● REQUIREMENTS
Please render the records as a Markdown table with the columns "Row" and "Line", starting at the first line of the records and ending at the line that contains "x-axis-title: Strain [%]", both included, with blank lines omitted.

● Item position records

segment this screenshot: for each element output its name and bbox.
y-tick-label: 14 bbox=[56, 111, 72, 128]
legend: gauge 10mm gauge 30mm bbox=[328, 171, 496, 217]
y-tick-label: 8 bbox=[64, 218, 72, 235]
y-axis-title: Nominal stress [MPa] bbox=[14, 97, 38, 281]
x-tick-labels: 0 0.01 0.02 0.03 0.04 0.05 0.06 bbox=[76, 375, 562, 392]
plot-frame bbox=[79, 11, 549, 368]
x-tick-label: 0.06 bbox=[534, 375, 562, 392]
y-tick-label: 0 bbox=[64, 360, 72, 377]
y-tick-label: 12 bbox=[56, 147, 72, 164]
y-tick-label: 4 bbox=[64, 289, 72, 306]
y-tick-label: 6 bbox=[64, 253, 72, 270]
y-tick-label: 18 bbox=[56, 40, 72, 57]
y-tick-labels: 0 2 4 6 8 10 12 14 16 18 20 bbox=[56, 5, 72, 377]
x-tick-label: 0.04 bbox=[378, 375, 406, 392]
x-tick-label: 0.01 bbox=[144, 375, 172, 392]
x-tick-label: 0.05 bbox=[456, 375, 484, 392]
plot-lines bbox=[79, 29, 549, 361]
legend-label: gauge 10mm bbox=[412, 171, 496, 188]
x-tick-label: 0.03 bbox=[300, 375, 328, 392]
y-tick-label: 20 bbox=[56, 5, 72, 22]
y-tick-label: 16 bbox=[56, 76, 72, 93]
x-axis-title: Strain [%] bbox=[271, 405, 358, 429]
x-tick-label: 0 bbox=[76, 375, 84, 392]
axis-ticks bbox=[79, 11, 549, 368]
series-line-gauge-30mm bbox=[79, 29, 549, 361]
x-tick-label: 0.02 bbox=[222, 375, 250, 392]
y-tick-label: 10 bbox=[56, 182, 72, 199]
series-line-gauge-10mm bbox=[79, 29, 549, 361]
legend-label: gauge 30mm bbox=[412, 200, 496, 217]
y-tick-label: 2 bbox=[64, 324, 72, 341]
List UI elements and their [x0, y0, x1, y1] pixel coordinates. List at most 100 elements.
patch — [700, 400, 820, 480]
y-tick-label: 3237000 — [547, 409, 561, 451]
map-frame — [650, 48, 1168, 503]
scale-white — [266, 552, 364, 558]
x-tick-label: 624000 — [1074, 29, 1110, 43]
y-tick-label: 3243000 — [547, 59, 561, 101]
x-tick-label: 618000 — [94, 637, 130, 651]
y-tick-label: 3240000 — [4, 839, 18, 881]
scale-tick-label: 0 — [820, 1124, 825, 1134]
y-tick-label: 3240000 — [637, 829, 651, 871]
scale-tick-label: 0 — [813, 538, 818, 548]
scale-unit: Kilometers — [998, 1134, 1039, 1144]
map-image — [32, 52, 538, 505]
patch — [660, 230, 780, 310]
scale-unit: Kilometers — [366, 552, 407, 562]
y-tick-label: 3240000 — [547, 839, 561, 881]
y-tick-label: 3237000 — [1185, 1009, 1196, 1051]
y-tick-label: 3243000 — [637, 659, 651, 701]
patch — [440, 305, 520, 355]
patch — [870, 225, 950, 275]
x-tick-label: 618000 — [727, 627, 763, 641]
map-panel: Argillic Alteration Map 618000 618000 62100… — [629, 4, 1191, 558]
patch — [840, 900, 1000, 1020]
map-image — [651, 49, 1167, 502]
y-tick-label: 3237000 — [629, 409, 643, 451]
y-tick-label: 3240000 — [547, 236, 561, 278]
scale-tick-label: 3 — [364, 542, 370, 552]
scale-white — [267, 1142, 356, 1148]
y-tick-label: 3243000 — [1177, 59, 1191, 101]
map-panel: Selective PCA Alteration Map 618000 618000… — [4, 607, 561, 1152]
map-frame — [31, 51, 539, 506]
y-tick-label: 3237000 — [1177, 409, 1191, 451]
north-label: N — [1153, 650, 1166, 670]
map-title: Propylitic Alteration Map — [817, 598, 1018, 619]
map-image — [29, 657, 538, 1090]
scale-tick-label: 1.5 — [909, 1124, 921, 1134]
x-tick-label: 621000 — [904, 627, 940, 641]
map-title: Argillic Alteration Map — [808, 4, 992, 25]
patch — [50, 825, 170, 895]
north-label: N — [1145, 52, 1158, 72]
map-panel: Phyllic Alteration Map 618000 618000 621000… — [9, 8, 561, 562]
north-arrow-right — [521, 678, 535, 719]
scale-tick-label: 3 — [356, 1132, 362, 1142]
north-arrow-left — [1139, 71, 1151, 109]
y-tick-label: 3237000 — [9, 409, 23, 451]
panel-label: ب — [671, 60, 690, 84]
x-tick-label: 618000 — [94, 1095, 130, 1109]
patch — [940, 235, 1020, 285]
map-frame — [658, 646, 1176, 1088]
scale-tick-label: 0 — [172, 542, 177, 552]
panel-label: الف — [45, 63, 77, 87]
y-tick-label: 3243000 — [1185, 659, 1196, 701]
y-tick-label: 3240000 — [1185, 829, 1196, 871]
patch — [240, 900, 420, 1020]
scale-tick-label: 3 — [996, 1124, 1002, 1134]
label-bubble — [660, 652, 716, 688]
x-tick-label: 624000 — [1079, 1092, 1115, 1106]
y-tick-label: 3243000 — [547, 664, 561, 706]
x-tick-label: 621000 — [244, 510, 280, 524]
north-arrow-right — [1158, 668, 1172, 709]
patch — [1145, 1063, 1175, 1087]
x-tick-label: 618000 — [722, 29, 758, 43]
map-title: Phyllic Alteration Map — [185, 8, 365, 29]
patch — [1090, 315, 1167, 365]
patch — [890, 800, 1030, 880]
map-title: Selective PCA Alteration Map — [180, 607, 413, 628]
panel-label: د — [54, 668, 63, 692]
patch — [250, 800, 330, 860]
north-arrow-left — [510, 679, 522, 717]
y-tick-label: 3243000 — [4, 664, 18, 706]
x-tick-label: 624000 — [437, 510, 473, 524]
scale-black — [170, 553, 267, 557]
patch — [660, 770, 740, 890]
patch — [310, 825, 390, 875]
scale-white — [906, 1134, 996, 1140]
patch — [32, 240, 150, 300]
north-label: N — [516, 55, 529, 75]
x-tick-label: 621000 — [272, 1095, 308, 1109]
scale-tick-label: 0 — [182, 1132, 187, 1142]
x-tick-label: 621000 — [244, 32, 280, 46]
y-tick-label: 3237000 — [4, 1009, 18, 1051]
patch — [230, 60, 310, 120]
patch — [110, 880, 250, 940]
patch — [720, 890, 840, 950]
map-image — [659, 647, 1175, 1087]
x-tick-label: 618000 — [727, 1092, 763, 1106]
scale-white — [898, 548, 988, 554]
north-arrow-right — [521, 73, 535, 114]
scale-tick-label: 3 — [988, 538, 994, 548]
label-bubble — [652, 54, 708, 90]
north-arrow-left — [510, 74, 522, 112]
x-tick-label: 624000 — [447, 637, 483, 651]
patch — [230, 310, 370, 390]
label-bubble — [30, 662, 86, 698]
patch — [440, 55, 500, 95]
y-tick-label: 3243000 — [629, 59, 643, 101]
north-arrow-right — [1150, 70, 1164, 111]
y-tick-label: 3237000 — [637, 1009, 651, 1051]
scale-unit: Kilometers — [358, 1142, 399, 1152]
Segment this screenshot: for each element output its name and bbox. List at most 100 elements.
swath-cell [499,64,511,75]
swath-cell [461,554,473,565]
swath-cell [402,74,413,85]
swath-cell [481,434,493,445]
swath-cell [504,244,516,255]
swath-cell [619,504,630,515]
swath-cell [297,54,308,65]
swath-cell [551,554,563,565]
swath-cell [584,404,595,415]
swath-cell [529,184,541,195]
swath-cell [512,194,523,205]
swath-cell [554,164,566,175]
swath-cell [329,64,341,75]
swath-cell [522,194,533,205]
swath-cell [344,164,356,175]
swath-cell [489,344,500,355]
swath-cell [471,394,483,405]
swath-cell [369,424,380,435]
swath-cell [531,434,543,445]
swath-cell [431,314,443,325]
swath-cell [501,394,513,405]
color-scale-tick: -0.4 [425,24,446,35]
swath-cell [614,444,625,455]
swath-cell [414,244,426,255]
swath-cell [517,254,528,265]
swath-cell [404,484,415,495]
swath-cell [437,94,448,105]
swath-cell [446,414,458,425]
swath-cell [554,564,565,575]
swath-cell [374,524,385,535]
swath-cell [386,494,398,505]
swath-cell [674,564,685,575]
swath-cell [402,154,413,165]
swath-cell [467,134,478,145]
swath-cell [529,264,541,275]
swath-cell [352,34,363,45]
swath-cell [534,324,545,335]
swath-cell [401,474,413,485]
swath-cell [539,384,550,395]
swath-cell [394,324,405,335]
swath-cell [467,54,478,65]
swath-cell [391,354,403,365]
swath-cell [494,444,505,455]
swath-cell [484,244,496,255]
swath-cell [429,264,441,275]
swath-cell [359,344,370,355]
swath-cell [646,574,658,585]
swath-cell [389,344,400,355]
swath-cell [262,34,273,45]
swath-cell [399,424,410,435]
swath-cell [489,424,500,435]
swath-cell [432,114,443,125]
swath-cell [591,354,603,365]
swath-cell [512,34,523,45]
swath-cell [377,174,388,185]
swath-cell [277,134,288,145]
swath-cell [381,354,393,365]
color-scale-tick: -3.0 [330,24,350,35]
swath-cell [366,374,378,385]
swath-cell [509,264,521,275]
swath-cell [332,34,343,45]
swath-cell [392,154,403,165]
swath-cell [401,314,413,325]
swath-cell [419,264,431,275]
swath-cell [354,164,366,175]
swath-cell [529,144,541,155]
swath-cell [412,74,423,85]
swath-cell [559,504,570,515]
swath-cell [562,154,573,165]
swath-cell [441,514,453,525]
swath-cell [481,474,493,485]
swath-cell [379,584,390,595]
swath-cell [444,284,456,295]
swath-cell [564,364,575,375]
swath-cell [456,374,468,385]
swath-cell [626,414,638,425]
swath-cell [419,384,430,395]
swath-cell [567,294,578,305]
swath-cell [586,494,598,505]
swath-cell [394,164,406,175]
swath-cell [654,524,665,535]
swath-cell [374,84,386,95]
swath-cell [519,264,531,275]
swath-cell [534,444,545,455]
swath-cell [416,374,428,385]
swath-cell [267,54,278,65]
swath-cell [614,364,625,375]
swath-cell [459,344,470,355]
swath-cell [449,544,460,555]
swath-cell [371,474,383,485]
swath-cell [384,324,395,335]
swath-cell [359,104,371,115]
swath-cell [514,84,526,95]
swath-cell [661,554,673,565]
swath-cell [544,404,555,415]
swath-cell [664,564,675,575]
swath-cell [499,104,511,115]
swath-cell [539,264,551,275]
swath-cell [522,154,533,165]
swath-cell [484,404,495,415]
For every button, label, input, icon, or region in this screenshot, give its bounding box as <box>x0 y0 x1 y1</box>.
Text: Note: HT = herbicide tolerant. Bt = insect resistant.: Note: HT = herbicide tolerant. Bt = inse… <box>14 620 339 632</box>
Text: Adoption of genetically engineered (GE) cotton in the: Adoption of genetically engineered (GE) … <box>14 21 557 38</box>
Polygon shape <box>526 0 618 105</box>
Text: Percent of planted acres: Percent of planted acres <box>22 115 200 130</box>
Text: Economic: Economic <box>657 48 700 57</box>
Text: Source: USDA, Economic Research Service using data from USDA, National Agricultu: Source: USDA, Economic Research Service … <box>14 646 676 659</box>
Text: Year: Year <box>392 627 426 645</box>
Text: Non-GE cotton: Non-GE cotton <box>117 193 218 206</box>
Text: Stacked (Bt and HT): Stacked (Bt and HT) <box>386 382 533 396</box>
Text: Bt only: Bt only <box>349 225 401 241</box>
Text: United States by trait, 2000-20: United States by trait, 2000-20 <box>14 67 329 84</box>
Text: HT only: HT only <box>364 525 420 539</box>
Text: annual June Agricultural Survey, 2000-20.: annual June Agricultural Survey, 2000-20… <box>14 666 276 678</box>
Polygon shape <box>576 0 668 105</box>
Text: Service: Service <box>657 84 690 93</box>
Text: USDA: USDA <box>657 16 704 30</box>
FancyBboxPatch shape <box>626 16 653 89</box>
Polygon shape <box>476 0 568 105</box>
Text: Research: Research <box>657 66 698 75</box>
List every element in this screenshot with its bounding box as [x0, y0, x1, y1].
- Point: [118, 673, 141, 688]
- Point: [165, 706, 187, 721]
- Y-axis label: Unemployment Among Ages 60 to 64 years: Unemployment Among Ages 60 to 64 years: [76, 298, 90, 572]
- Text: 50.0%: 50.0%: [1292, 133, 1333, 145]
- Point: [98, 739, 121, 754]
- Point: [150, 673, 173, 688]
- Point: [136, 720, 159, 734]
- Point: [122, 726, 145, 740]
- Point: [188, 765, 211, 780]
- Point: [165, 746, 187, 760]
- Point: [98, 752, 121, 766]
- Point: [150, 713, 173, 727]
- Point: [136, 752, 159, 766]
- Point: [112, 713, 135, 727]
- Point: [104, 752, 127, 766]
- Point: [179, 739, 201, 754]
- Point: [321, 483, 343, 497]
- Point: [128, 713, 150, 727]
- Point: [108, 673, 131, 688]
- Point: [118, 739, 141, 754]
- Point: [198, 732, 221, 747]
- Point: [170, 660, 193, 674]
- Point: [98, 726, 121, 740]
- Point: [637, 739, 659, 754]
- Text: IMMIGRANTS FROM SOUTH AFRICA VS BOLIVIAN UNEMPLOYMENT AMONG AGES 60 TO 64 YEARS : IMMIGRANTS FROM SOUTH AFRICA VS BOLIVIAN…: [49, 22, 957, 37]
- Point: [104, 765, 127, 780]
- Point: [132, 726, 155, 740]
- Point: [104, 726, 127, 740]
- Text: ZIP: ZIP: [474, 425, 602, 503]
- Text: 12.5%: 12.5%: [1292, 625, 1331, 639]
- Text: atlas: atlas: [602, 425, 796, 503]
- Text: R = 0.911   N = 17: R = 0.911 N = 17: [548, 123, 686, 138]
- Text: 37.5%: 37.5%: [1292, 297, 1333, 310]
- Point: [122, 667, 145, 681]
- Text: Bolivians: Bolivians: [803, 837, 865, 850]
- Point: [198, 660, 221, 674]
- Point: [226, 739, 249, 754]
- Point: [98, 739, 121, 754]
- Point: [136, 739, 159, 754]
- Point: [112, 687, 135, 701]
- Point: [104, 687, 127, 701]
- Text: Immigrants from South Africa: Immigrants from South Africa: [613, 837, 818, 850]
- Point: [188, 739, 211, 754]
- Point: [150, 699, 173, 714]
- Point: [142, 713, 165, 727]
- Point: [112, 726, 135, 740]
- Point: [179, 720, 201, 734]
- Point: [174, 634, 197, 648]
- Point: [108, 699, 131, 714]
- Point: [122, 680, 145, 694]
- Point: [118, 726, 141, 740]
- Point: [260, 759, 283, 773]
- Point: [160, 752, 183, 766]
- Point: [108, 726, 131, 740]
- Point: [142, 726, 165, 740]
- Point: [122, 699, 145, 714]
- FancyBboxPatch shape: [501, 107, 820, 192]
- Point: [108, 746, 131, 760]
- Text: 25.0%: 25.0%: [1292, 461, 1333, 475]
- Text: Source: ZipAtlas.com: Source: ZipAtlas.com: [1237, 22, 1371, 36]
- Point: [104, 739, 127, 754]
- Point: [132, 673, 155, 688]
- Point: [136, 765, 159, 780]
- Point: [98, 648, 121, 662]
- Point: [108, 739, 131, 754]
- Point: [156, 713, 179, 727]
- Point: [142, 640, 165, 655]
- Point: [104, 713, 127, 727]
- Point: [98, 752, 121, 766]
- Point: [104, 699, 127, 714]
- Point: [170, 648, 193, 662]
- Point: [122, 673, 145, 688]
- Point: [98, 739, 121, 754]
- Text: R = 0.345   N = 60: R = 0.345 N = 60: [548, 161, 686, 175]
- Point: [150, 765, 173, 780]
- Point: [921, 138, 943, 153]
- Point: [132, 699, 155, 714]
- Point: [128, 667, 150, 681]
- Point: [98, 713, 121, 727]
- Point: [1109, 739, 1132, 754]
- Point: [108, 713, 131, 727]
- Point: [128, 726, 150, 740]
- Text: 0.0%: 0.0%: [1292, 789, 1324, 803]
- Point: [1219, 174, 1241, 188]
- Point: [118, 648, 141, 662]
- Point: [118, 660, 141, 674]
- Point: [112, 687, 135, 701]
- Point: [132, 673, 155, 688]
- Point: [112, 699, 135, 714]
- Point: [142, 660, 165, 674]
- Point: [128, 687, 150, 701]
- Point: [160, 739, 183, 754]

● TASK ANSWER
| Row | Line |
|---|---|
| 1 | segment this screenshot: for each element output its name and bbox. |
| 2 | y-tick-label: 14 bbox=[56, 111, 72, 128] |
| 3 | legend: gauge 10mm gauge 30mm bbox=[328, 171, 496, 217] |
| 4 | y-tick-label: 8 bbox=[64, 218, 72, 235] |
| 5 | y-axis-title: Nominal stress [MPa] bbox=[14, 97, 38, 281] |
| 6 | x-tick-labels: 0 0.01 0.02 0.03 0.04 0.05 0.06 bbox=[76, 375, 562, 392] |
| 7 | plot-frame bbox=[79, 11, 549, 368] |
| 8 | x-tick-label: 0.06 bbox=[534, 375, 562, 392] |
| 9 | y-tick-label: 0 bbox=[64, 360, 72, 377] |
| 10 | y-tick-label: 12 bbox=[56, 147, 72, 164] |
| 11 | y-tick-label: 4 bbox=[64, 289, 72, 306] |
| 12 | y-tick-label: 6 bbox=[64, 253, 72, 270] |
| 13 | y-tick-label: 18 bbox=[56, 40, 72, 57] |
| 14 | y-tick-labels: 0 2 4 6 8 10 12 14 16 18 20 bbox=[56, 5, 72, 377] |
| 15 | x-tick-label: 0.04 bbox=[378, 375, 406, 392] |
| 16 | x-tick-label: 0.01 bbox=[144, 375, 172, 392] |
| 17 | x-tick-label: 0.05 bbox=[456, 375, 484, 392] |
| 18 | plot-lines bbox=[79, 29, 549, 361] |
| 19 | legend-label: gauge 10mm bbox=[412, 171, 496, 188] |
| 20 | x-tick-label: 0.03 bbox=[300, 375, 328, 392] |
| 21 | y-tick-label: 20 bbox=[56, 5, 72, 22] |
| 22 | y-tick-label: 16 bbox=[56, 76, 72, 93] |
| 23 | x-axis-title: Strain [%] bbox=[271, 405, 358, 429] |